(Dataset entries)
==*==
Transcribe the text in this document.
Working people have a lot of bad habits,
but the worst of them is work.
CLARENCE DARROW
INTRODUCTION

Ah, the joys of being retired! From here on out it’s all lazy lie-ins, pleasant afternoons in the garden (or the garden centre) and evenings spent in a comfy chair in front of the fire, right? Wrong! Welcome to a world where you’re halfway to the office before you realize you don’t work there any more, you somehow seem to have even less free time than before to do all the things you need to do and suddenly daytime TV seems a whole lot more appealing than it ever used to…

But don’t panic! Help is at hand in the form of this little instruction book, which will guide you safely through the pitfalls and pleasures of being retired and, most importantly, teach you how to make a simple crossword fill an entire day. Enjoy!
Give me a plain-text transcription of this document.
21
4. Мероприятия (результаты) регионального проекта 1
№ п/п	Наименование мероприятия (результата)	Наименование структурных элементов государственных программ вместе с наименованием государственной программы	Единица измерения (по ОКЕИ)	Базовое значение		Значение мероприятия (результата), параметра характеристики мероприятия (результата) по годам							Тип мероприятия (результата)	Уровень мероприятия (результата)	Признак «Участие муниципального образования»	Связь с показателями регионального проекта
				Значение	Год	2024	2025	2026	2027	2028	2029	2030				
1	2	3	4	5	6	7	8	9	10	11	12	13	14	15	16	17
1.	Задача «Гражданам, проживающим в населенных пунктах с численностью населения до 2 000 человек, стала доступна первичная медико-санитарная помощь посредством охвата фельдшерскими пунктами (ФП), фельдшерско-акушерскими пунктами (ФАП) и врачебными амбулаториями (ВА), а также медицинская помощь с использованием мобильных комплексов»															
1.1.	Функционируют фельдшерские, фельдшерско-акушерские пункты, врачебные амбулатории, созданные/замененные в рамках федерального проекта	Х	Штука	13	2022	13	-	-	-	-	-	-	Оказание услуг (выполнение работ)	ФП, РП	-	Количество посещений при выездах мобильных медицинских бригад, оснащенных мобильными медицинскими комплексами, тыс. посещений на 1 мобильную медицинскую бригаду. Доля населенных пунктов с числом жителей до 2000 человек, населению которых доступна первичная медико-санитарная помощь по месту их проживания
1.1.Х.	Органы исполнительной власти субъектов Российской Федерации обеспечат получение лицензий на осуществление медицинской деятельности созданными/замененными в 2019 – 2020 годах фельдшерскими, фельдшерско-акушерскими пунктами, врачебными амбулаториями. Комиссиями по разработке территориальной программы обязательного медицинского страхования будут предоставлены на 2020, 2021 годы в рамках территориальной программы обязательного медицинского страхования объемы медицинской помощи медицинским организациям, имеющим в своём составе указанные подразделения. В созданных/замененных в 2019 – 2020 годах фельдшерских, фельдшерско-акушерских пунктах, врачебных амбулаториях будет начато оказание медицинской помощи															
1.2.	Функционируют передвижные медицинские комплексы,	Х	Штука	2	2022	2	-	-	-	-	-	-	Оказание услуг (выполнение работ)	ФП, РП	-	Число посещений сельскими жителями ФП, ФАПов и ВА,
==*==
## Stated problem
All of the data needs to be reproduced exactly, with no line missing.

## Task output
Transcribe the text in this document.
Working people have a lot of bad habits,
but the worst of them is work.
CLARENCE DARROW
INTRODUCTION

Ah, the joys of being retired! From here on out it’s all lazy lie-ins, pleasant afternoons in the garden (or the garden centre) and evenings spent in a comfy chair in front of the fire, right? Wrong! Welcome to a world where you’re halfway to the office before you realize you don’t work there any more, you somehow seem to have even less free time than before to do all the things you need to do and suddenly daytime TV seems a whole lot more appealing than it ever used to…

But don’t panic! Help is at hand in the form of this little instruction book, which will guide you safely through the pitfalls and pleasures of being retired and, most importantly, teach you how to make a simple crossword fill an entire day. Enjoy!
Give me a plain-text transcription of this document.
21
4. Мероприятия (результаты) регионального проекта 1
№ п/п	Наименование мероприятия (результата)	Наименование структурных элементов государственных программ вместе с наименованием государственной программы	Единица измерения (по ОКЕИ)	Базовое значение		Значение мероприятия (результата), параметра характеристики мероприятия (результата) по годам							Тип мероприятия (результата)	Уровень мероприятия (результата)	Признак «Участие муниципального образования»	Связь с показателями регионального проекта
				Значение	Год	2024	2025	2026	2027	2028	2029	2030				
1	2	3	4	5	6	7	8	9	10	11	12	13	14	15	16	17
1.	Задача «Гражданам, проживающим в населенных пунктах с численностью населения до 2 000 человек, стала доступна первичная медико-санитарная помощь посредством охвата фельдшерскими пунктами (ФП), фельдшерско-акушерскими пунктами (ФАП) и врачебными амбулаториями (ВА), а также медицинская помощь с использованием мобильных комплексов»															
1.1.	Функционируют фельдшерские, фельдшерско-акушерские пункты, врачебные амбулатории, созданные/замененные в рамках федерального проекта	Х	Штука	13	2022	13	-	-	-	-	-	-	Оказание услуг (выполнение работ)	ФП, РП	-	Количество посещений при выездах мобильных медицинских бригад, оснащенных мобильными медицинскими комплексами, тыс. посещений на 1 мобильную медицинскую бригаду. Доля населенных пунктов с числом жителей до 2000 человек, населению которых доступна первичная медико-санитарная помощь по месту их проживания
1.1.Х.	Органы исполнительной власти субъектов Российской Федерации обеспечат получение лицензий на осуществление медицинской деятельности созданными/замененными в 2019 – 2020 годах фельдшерскими, фельдшерско-акушерскими пунктами, врачебными амбулаториями. Комиссиями по разработке территориальной программы обязательного медицинского страхования будут предоставлены на 2020, 2021 годы в рамках территориальной программы обязательного медицинского страхования объемы медицинской помощи медицинским организациям, имеющим в своём составе указанные подразделения. В созданных/замененных в 2019 – 2020 годах фельдшерских, фельдшерско-акушерских пунктах, врачебных амбулаториях будет начато оказание медицинской помощи															
1.2.	Функционируют передвижные медицинские комплексы,	Х	Штука	2	2022	2	-	-	-	-	-	-	Оказание услуг (выполнение работ)	ФП, РП	-	Число посещений сельскими жителями ФП, ФАПов и ВА,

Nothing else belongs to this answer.